Locate the string "sauce" in the listing below. Copy every line where it is found.

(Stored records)

(begin)

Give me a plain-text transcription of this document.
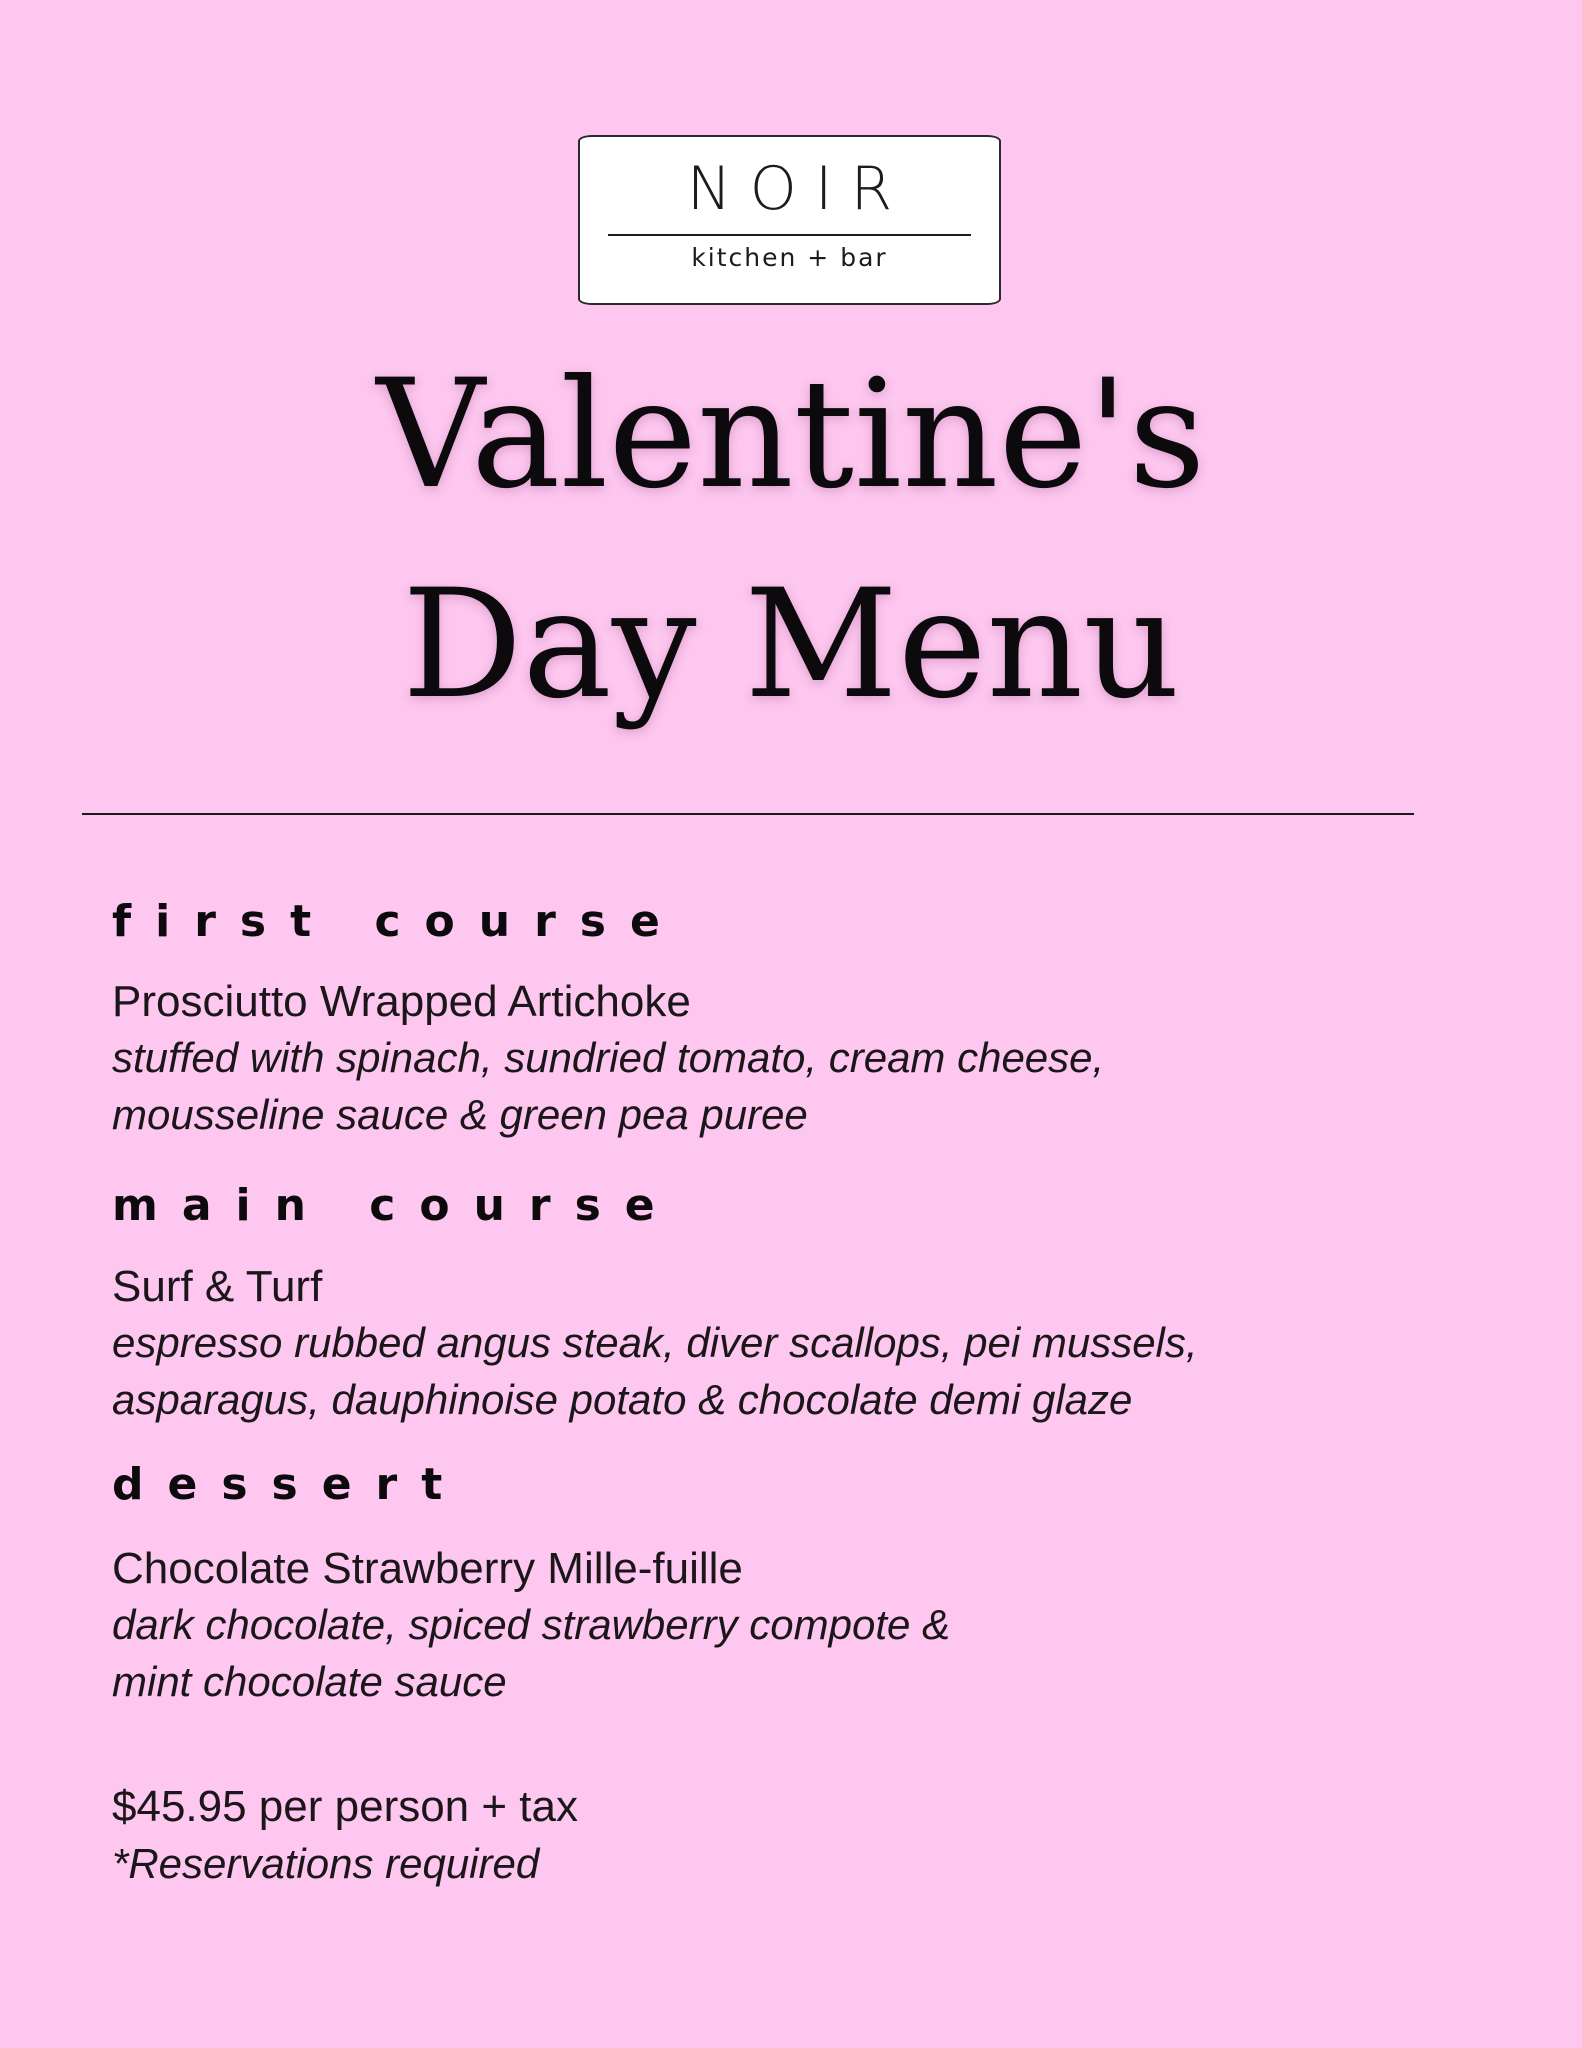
NOIR
kitchen + bar
Valentine's
Day Menu
first course
Prosciutto Wrapped Artichoke
stuffed with spinach, sundried tomato, cream cheese,
mousseline sauce & green pea puree
main course
Surf & Turf
espresso rubbed angus steak, diver scallops, pei mussels,
asparagus, dauphinoise potato & chocolate demi glaze
dessert
Chocolate Strawberry Mille-fuille
dark chocolate, spiced strawberry compote &
mint chocolate sauce
$45.95 per person + tax
*Reservations required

(end)

Task answer —
mousseline sauce & green pea puree
mint chocolate sauce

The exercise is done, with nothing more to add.